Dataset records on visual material

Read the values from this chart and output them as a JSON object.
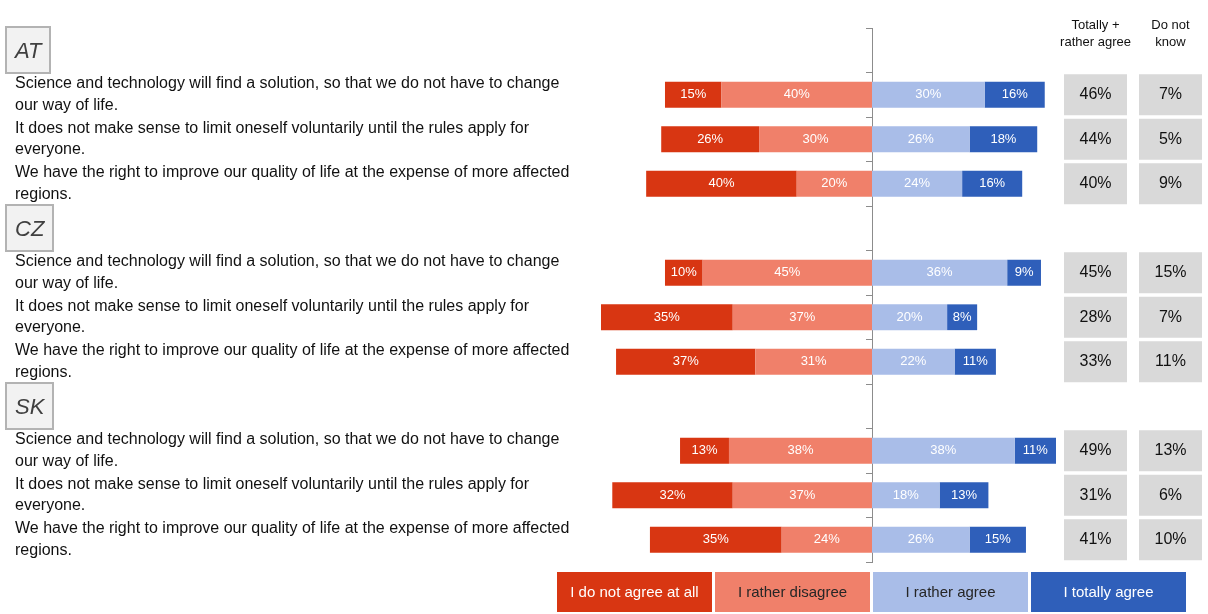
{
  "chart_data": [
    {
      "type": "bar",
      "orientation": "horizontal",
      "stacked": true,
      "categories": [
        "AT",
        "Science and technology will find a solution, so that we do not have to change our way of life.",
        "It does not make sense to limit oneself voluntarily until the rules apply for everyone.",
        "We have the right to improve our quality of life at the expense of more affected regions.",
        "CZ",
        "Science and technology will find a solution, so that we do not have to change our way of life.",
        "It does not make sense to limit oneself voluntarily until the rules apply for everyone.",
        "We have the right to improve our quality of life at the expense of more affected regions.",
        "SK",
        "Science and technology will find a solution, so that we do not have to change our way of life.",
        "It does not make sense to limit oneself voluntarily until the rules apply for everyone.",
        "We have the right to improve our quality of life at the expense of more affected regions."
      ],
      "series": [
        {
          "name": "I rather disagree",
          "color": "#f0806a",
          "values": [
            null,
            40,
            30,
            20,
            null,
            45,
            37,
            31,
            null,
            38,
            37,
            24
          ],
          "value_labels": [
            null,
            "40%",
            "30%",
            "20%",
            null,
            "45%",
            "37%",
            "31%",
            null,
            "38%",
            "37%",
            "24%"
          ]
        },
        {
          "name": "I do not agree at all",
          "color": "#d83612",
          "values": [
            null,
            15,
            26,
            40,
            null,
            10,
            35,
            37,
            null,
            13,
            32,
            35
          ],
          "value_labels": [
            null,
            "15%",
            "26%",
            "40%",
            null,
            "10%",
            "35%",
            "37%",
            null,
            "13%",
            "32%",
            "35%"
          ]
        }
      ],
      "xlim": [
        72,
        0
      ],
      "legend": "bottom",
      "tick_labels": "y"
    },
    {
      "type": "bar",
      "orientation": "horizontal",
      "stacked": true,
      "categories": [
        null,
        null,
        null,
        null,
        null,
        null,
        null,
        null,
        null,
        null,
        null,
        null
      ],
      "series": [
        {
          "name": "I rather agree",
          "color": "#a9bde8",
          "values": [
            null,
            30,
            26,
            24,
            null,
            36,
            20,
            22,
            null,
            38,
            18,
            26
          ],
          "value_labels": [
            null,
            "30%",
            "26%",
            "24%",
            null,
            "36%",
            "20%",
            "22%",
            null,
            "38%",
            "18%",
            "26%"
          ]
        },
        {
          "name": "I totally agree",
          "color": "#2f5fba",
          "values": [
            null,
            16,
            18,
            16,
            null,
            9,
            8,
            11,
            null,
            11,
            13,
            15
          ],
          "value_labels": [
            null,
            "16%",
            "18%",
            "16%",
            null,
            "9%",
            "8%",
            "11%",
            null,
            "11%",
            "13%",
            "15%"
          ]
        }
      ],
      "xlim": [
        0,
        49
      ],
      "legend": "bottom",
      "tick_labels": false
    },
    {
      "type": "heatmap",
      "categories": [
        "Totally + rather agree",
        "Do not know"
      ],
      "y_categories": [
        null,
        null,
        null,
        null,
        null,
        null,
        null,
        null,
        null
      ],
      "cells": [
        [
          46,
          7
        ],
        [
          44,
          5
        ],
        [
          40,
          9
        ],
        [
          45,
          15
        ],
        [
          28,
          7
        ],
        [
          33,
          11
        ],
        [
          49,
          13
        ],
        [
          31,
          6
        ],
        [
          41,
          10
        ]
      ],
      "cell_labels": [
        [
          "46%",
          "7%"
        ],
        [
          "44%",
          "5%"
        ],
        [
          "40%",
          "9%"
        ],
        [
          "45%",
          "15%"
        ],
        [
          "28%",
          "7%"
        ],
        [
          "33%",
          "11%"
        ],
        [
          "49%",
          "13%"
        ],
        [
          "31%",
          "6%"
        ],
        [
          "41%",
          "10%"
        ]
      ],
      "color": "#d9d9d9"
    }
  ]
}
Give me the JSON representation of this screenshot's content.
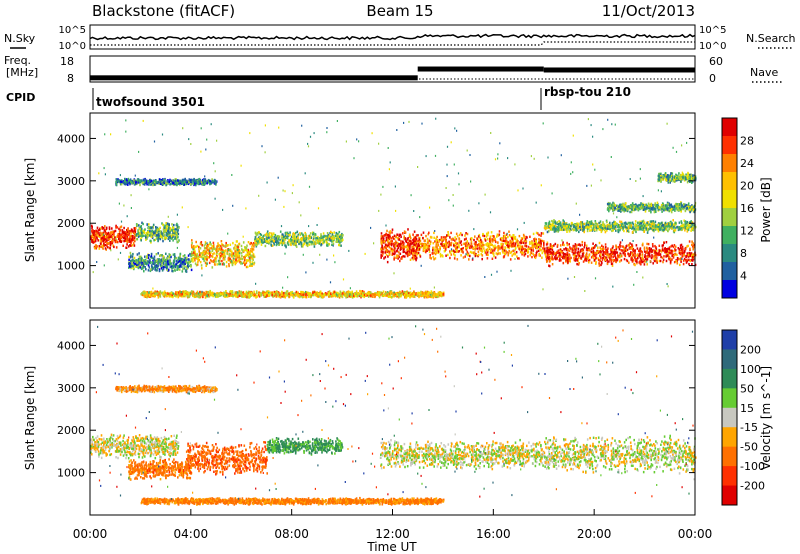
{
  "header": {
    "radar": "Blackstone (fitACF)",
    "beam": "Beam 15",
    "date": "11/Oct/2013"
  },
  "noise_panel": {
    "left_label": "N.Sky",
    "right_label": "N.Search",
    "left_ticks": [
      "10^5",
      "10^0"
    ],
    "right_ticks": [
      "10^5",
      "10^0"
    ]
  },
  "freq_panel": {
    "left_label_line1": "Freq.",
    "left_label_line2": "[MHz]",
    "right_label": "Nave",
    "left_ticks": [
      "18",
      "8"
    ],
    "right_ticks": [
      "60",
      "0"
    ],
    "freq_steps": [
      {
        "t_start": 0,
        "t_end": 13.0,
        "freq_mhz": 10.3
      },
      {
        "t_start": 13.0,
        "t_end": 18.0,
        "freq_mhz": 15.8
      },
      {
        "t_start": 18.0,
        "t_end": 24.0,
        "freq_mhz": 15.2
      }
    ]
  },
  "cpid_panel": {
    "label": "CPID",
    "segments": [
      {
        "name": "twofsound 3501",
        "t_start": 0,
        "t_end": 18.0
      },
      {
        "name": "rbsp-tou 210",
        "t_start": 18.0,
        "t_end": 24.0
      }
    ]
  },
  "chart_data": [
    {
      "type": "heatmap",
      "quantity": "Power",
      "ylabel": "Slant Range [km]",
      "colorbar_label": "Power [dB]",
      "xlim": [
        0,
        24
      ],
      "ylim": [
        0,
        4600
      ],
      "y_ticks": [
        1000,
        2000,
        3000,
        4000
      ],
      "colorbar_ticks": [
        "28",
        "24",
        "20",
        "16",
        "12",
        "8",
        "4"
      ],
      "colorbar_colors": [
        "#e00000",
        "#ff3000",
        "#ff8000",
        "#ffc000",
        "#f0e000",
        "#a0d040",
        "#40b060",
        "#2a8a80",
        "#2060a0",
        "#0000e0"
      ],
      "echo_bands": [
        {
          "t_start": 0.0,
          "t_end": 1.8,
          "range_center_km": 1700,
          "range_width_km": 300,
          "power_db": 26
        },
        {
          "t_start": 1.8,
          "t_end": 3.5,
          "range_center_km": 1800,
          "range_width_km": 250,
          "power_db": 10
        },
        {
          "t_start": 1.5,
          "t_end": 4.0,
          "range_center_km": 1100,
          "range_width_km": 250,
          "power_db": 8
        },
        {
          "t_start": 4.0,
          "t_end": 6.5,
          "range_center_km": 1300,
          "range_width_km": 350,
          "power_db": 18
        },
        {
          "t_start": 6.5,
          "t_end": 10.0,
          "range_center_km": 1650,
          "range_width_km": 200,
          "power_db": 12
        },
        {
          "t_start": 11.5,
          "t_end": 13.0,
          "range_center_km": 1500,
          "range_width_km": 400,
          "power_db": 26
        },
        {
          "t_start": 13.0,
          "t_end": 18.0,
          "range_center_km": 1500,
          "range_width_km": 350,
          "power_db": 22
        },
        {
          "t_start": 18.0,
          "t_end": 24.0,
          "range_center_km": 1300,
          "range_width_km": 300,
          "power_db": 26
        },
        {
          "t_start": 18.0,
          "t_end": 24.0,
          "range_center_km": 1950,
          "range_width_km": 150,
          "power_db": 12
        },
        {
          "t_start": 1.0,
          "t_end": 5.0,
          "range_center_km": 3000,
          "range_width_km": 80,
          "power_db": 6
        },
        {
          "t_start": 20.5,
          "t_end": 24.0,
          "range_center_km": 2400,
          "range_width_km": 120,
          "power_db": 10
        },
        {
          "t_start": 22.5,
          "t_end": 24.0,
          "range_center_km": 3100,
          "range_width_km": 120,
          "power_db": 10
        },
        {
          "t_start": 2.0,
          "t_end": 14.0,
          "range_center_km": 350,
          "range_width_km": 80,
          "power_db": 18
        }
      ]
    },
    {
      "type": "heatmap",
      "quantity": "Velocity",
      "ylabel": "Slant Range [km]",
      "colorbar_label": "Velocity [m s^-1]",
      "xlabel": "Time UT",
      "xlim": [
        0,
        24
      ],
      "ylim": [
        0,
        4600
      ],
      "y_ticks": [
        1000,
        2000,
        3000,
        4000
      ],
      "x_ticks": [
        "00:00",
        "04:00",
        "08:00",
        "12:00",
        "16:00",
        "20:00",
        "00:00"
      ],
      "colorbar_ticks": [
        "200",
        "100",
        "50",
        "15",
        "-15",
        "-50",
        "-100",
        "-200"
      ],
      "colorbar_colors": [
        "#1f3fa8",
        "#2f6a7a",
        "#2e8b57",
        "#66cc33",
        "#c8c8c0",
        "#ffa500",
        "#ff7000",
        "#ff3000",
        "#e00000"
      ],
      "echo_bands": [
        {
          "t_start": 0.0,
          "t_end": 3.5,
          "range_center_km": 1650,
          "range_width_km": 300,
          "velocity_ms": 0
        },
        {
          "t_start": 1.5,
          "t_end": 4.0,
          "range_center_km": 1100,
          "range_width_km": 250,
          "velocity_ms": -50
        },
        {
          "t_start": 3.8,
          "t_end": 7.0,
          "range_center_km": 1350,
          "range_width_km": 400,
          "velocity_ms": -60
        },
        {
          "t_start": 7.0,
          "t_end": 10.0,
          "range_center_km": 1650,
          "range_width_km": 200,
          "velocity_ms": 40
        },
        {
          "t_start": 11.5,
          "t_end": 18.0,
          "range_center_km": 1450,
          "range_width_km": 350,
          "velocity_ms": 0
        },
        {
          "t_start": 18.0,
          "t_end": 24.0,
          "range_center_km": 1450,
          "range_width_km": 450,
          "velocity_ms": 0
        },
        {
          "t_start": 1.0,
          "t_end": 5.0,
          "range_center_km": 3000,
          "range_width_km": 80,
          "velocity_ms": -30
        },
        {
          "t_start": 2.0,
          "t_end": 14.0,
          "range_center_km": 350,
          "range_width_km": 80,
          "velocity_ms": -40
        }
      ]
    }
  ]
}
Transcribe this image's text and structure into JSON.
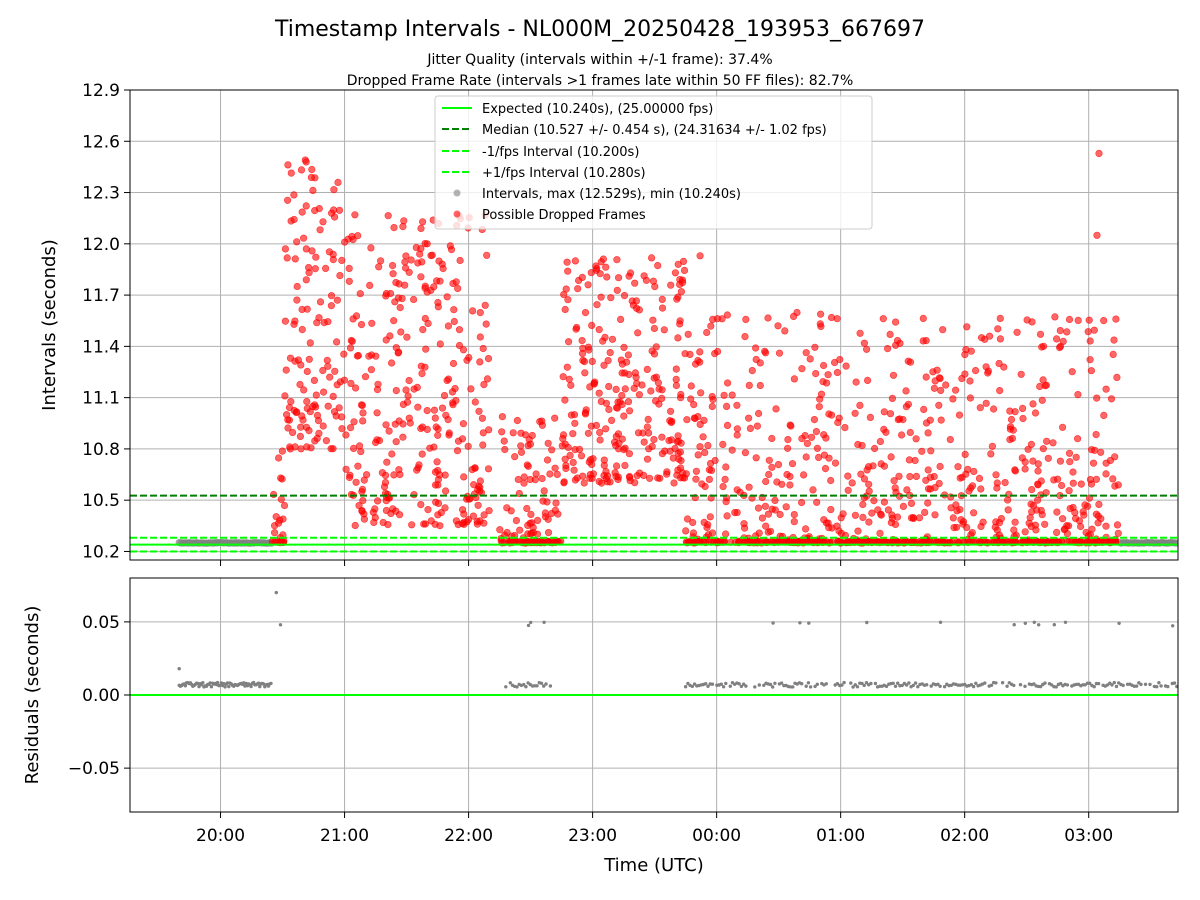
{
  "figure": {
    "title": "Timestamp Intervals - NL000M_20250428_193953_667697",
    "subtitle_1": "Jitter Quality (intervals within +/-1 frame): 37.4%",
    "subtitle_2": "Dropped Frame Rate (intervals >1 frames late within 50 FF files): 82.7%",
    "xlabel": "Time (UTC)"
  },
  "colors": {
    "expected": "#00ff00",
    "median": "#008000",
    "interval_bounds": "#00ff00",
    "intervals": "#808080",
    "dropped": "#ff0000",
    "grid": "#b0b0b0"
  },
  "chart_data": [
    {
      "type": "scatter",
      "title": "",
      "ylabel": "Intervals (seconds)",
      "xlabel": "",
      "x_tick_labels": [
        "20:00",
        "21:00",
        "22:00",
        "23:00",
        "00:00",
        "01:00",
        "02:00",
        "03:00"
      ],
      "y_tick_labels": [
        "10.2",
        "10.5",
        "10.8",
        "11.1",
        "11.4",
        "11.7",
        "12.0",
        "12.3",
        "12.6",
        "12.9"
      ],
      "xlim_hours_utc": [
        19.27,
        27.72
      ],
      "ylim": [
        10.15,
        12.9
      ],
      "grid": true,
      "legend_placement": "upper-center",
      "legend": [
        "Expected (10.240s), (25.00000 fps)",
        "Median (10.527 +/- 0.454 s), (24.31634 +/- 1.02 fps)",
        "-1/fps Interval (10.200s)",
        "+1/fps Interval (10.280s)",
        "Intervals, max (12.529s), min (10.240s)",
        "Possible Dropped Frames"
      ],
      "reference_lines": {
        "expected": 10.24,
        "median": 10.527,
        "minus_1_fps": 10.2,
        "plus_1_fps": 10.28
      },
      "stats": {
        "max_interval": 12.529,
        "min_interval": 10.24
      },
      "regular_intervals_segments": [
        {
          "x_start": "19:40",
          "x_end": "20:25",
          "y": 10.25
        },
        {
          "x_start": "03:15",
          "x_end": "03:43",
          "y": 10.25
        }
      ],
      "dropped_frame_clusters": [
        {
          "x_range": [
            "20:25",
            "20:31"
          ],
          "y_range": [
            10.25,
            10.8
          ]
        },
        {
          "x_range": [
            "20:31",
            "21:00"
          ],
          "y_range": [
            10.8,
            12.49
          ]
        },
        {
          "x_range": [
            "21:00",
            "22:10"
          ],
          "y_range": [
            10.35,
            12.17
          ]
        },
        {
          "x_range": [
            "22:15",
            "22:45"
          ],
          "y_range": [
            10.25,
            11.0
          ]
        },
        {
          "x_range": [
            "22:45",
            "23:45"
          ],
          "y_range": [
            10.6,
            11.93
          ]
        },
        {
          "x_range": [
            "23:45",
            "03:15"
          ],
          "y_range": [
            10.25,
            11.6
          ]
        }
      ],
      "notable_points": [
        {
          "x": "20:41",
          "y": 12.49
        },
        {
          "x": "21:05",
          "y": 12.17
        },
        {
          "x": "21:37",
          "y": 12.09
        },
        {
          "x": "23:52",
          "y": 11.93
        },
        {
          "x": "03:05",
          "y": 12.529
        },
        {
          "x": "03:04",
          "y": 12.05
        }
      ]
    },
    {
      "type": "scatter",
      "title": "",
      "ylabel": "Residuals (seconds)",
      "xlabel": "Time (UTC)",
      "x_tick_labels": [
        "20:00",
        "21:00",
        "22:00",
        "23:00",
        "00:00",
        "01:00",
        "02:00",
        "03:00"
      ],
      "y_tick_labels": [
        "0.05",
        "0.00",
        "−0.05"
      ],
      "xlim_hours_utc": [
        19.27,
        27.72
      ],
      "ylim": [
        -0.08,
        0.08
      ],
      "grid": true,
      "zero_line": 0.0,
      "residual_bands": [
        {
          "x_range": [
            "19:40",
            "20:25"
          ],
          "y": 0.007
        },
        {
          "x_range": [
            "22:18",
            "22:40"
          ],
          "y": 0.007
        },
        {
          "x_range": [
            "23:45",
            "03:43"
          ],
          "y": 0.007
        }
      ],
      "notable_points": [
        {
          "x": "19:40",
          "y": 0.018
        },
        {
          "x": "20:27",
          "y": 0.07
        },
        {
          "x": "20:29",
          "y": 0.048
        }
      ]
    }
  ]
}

Exercise description>
Find every line that has "ylabel" in it, then return those lines.

Written answer>
      "ylabel": "Slant Range [km]",
      "ylabel": "Slant Range [km]",
      "ylabel": "Intervals (seconds)",
      "ylabel": "Residuals (seconds)",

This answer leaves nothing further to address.